OBJECTIVE -> Give every entry again, word for word and in full.

INFORMATION GIVEN ->
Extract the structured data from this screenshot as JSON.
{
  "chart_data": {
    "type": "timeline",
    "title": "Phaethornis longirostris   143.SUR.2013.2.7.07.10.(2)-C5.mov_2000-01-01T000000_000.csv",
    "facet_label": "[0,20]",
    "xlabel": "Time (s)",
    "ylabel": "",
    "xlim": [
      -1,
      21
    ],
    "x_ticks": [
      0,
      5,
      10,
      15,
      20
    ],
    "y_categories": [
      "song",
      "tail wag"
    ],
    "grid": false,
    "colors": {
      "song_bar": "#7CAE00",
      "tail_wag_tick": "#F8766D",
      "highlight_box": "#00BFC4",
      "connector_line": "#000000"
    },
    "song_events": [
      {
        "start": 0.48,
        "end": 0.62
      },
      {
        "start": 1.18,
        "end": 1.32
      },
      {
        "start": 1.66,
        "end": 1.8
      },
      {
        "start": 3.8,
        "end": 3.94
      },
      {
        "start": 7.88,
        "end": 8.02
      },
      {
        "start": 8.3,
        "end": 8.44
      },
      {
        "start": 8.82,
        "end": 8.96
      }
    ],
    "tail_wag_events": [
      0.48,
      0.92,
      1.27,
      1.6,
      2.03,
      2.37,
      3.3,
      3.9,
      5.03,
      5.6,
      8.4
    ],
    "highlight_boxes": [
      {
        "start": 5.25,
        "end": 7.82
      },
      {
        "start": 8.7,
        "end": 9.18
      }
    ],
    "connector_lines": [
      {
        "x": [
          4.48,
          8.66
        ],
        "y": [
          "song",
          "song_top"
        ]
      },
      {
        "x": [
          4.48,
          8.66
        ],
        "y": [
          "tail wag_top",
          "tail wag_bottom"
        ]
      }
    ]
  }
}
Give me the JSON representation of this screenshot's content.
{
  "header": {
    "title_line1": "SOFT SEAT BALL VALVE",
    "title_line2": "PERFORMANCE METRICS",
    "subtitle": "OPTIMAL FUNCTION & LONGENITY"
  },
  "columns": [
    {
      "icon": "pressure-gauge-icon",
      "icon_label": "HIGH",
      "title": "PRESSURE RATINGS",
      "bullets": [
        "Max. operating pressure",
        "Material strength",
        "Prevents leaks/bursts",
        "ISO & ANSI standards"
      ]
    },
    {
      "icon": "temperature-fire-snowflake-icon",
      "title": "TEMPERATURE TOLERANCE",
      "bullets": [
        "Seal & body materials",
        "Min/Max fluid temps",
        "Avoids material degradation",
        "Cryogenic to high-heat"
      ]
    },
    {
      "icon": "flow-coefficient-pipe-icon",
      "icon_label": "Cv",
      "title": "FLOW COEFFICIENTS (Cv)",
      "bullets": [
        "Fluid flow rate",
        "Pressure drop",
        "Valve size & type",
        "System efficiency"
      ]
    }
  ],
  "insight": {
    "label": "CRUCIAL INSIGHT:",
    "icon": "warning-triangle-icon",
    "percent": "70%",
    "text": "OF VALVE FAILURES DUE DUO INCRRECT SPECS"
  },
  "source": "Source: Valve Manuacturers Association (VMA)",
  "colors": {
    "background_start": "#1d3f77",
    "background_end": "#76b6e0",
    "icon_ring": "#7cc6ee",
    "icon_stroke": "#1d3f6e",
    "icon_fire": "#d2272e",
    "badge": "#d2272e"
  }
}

TASK SOLUTION ->
Extract the structured data from this screenshot as JSON.
{
  "chart_data": {
    "type": "timeline",
    "title": "Phaethornis longirostris   143.SUR.2013.2.7.07.10.(2)-C5.mov_2000-01-01T000000_000.csv",
    "facet_label": "[0,20]",
    "xlabel": "Time (s)",
    "ylabel": "",
    "xlim": [
      -1,
      21
    ],
    "x_ticks": [
      0,
      5,
      10,
      15,
      20
    ],
    "y_categories": [
      "song",
      "tail wag"
    ],
    "grid": false,
    "colors": {
      "song_bar": "#7CAE00",
      "tail_wag_tick": "#F8766D",
      "highlight_box": "#00BFC4",
      "connector_line": "#000000"
    },
    "song_events": [
      {
        "start": 0.48,
        "end": 0.62
      },
      {
        "start": 1.18,
        "end": 1.32
      },
      {
        "start": 1.66,
        "end": 1.8
      },
      {
        "start": 3.8,
        "end": 3.94
      },
      {
        "start": 7.88,
        "end": 8.02
      },
      {
        "start": 8.3,
        "end": 8.44
      },
      {
        "start": 8.82,
        "end": 8.96
      }
    ],
    "tail_wag_events": [
      0.48,
      0.92,
      1.27,
      1.6,
      2.03,
      2.37,
      3.3,
      3.9,
      5.03,
      5.6,
      8.4
    ],
    "highlight_boxes": [
      {
        "start": 5.25,
        "end": 7.82
      },
      {
        "start": 8.7,
        "end": 9.18
      }
    ],
    "connector_lines": [
      {
        "x": [
          4.48,
          8.66
        ],
        "y": [
          "song",
          "song_top"
        ]
      },
      {
        "x": [
          4.48,
          8.66
        ],
        "y": [
          "tail wag_top",
          "tail wag_bottom"
        ]
      }
    ]
  }
}
Give me the JSON representation of this screenshot's content.
{
  "header": {
    "title_line1": "SOFT SEAT BALL VALVE",
    "title_line2": "PERFORMANCE METRICS",
    "subtitle": "OPTIMAL FUNCTION & LONGENITY"
  },
  "columns": [
    {
      "icon": "pressure-gauge-icon",
      "icon_label": "HIGH",
      "title": "PRESSURE RATINGS",
      "bullets": [
        "Max. operating pressure",
        "Material strength",
        "Prevents leaks/bursts",
        "ISO & ANSI standards"
      ]
    },
    {
      "icon": "temperature-fire-snowflake-icon",
      "title": "TEMPERATURE TOLERANCE",
      "bullets": [
        "Seal & body materials",
        "Min/Max fluid temps",
        "Avoids material degradation",
        "Cryogenic to high-heat"
      ]
    },
    {
      "icon": "flow-coefficient-pipe-icon",
      "icon_label": "Cv",
      "title": "FLOW COEFFICIENTS (Cv)",
      "bullets": [
        "Fluid flow rate",
        "Pressure drop",
        "Valve size & type",
        "System efficiency"
      ]
    }
  ],
  "insight": {
    "label": "CRUCIAL INSIGHT:",
    "icon": "warning-triangle-icon",
    "percent": "70%",
    "text": "OF VALVE FAILURES DUE DUO INCRRECT SPECS"
  },
  "source": "Source: Valve Manuacturers Association (VMA)",
  "colors": {
    "background_start": "#1d3f77",
    "background_end": "#76b6e0",
    "icon_ring": "#7cc6ee",
    "icon_stroke": "#1d3f6e",
    "icon_fire": "#d2272e",
    "badge": "#d2272e"
  }
}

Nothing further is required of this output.